Data for this task:
====

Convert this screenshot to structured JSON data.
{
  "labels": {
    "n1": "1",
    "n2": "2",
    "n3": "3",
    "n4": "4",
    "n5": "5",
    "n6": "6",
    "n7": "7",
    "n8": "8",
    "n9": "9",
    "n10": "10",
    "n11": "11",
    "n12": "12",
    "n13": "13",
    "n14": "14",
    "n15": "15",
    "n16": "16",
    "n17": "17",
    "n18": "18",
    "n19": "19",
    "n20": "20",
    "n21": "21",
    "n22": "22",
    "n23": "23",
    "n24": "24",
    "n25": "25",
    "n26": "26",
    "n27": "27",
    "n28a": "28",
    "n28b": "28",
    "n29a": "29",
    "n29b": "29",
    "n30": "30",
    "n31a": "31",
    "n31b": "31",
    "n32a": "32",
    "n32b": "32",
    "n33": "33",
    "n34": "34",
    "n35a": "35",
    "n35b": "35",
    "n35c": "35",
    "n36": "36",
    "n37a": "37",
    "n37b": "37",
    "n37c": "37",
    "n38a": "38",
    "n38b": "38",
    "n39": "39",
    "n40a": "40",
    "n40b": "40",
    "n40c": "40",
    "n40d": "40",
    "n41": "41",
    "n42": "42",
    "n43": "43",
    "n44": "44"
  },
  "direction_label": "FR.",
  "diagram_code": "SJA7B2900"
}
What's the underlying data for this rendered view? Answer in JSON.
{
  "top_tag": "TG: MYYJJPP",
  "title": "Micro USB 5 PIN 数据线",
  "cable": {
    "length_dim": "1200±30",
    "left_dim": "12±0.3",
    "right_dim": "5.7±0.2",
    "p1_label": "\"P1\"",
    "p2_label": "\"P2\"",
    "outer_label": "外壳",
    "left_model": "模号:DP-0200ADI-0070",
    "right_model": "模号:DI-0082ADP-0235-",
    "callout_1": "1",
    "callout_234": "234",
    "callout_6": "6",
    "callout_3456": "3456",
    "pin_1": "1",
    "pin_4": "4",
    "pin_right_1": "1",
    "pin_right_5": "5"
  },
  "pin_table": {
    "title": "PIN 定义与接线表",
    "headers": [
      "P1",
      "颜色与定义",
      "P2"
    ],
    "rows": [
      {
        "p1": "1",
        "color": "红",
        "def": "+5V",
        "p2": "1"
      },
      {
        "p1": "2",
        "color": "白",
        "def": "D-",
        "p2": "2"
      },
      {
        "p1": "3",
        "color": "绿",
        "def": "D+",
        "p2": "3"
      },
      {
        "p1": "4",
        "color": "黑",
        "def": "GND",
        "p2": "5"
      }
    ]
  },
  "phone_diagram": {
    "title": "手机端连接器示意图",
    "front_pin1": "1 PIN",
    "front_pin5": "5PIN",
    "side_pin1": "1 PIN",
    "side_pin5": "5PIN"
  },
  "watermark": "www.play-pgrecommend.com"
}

====

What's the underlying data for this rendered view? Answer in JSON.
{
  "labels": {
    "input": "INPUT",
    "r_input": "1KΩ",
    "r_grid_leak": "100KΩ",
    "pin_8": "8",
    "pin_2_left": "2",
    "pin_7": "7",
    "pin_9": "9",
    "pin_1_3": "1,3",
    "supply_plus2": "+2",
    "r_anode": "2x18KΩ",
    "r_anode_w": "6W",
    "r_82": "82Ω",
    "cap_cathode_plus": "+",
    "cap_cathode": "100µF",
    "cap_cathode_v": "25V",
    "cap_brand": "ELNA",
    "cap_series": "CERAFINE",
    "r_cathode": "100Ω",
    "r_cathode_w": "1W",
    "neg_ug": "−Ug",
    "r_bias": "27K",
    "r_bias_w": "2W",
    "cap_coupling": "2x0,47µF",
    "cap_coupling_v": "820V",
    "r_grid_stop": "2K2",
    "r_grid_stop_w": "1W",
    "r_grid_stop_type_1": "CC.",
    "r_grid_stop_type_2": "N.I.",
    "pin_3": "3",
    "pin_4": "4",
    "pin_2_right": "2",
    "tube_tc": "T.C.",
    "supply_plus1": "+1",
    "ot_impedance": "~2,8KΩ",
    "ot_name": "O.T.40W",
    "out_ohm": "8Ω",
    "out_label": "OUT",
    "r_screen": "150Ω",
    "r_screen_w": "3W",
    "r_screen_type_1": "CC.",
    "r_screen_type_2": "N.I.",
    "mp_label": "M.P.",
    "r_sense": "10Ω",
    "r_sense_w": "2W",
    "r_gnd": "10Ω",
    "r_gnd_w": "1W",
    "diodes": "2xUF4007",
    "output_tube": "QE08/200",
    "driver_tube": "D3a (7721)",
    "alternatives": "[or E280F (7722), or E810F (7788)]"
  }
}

====

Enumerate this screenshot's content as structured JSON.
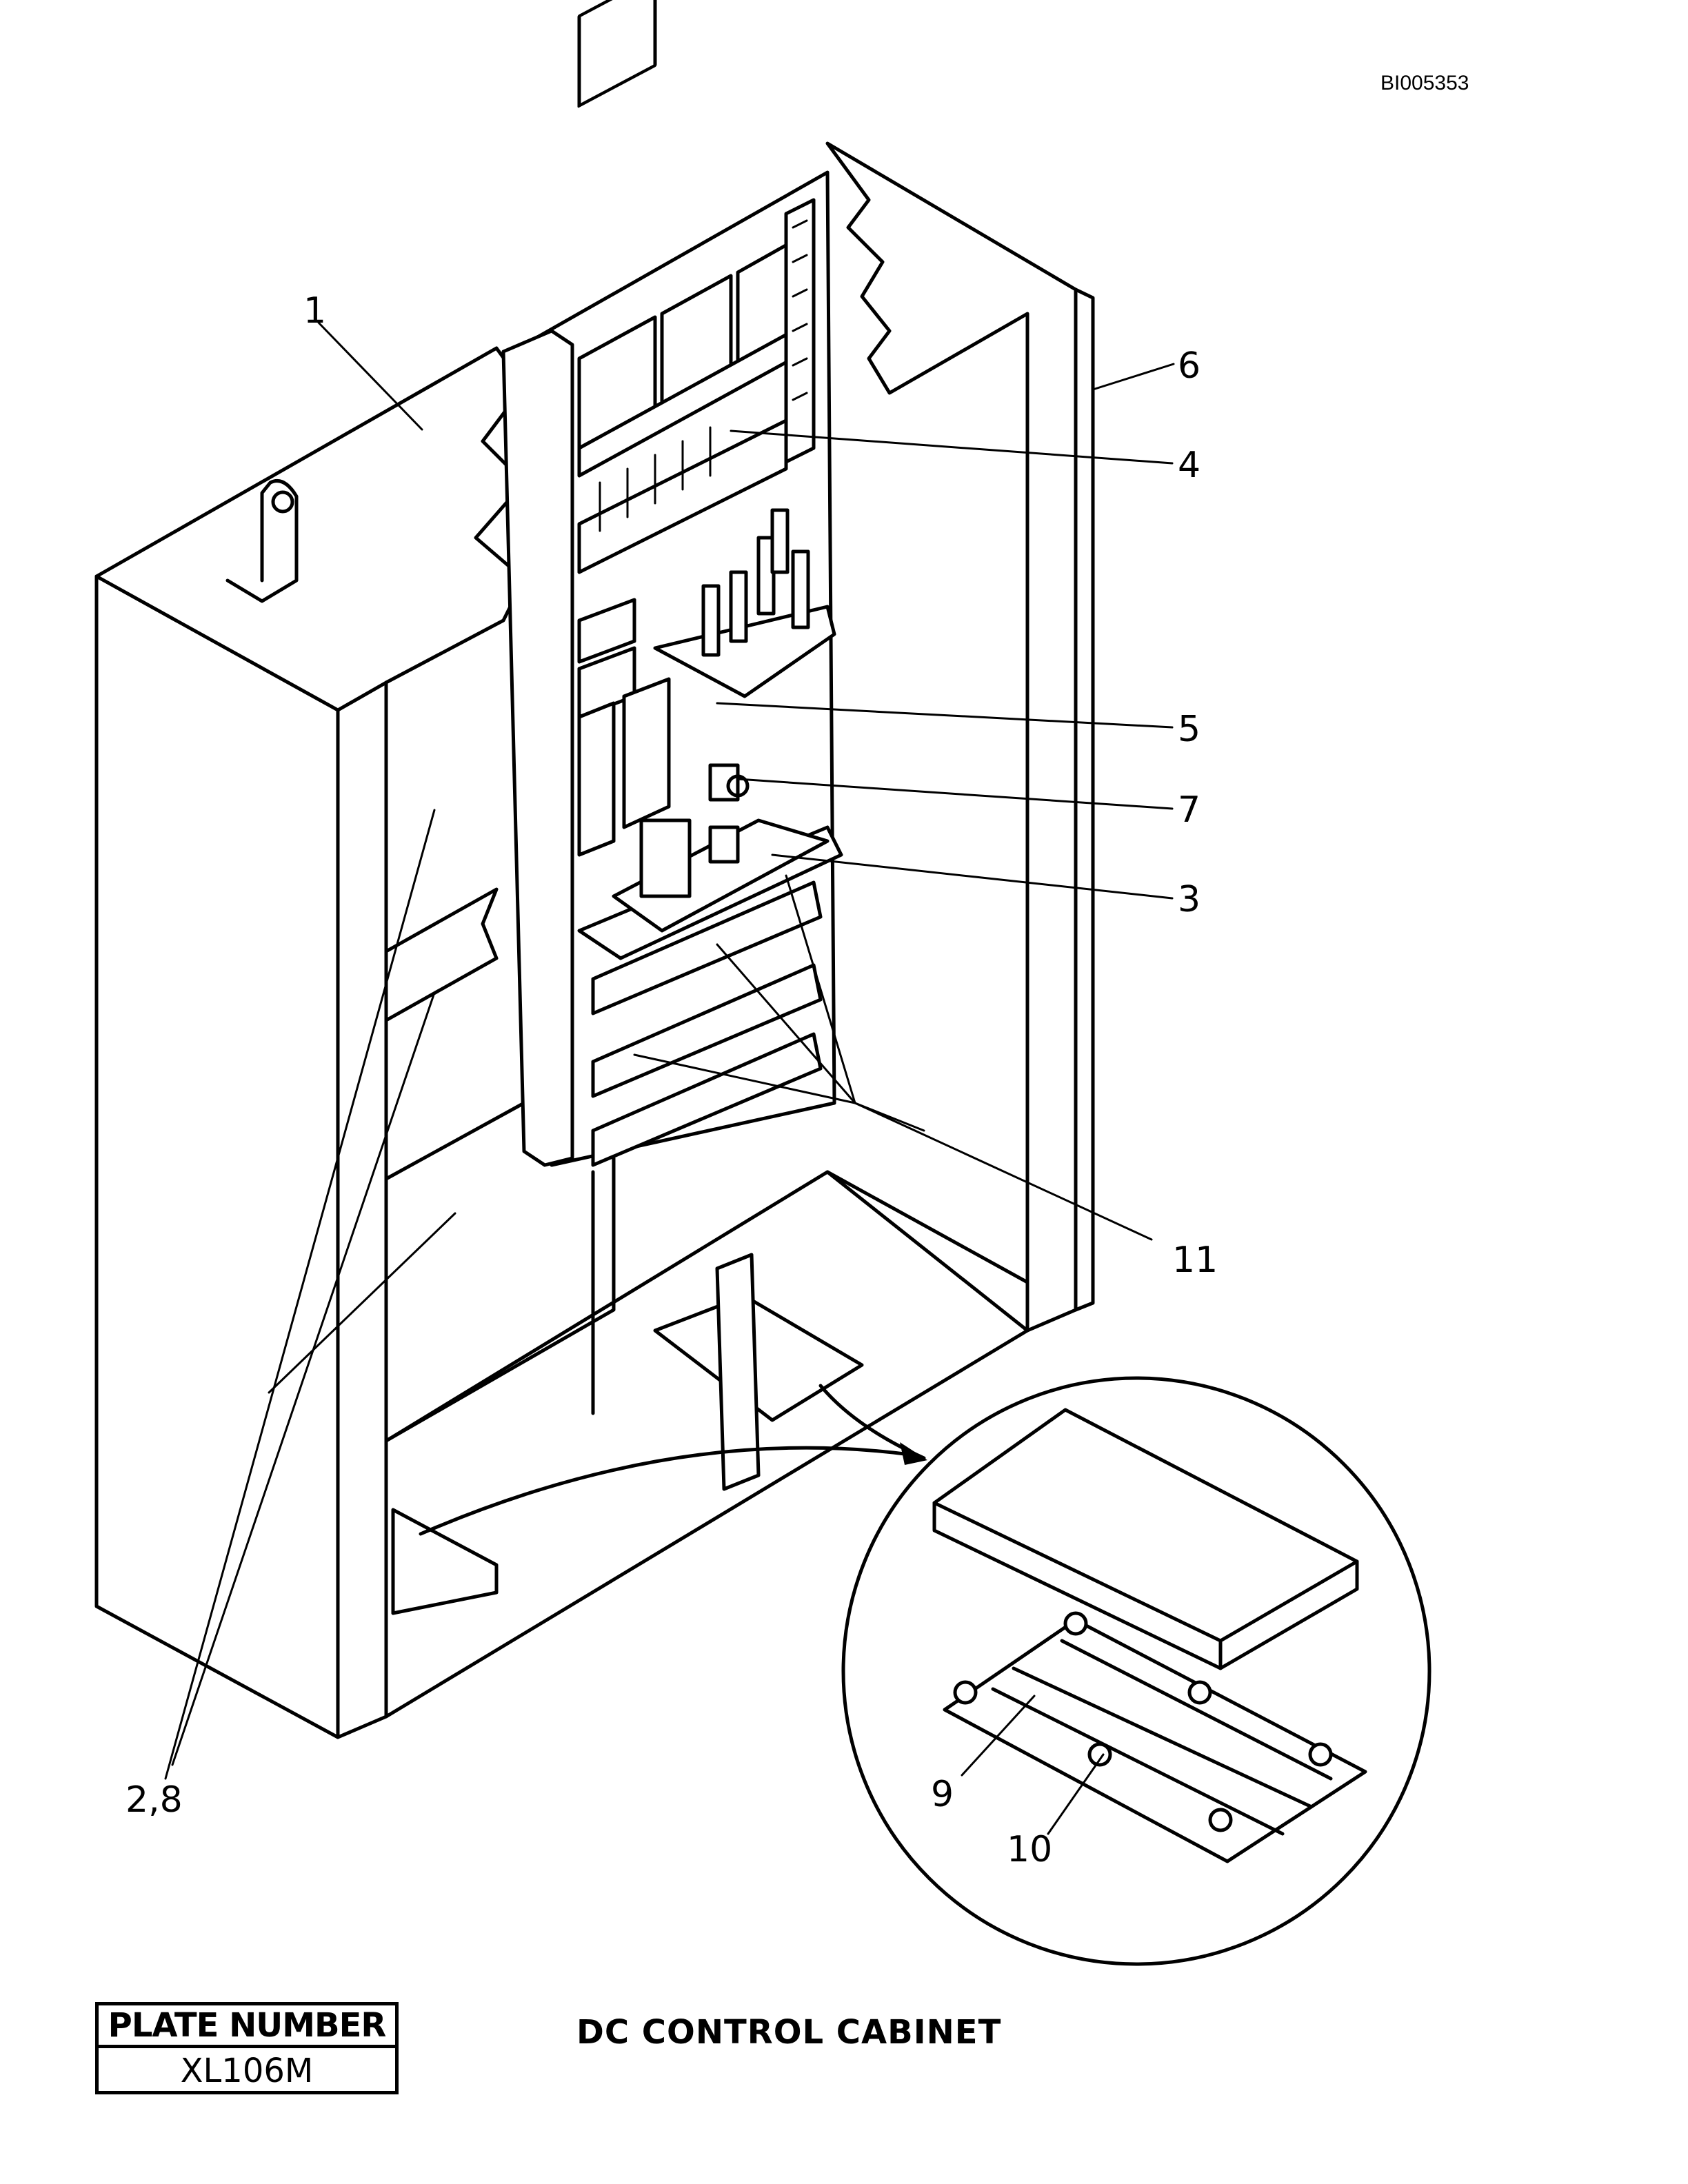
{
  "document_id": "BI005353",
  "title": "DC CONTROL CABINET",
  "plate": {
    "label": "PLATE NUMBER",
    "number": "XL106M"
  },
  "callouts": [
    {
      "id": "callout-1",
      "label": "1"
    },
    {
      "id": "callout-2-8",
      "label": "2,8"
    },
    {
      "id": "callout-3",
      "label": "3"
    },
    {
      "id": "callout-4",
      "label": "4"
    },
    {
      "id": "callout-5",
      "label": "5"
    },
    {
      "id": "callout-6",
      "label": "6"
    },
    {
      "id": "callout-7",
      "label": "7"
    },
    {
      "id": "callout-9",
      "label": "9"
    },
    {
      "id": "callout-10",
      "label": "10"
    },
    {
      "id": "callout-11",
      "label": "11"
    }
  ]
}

====

Problem to work on:
Return each line among the entries that holds the word "JSON".

Reply to the exercise:
Convert this screenshot to structured JSON data.
What's the underlying data for this rendered view? Answer in JSON.
What's the underlying data for this rendered view? Answer in JSON.
Enumerate this screenshot's content as structured JSON.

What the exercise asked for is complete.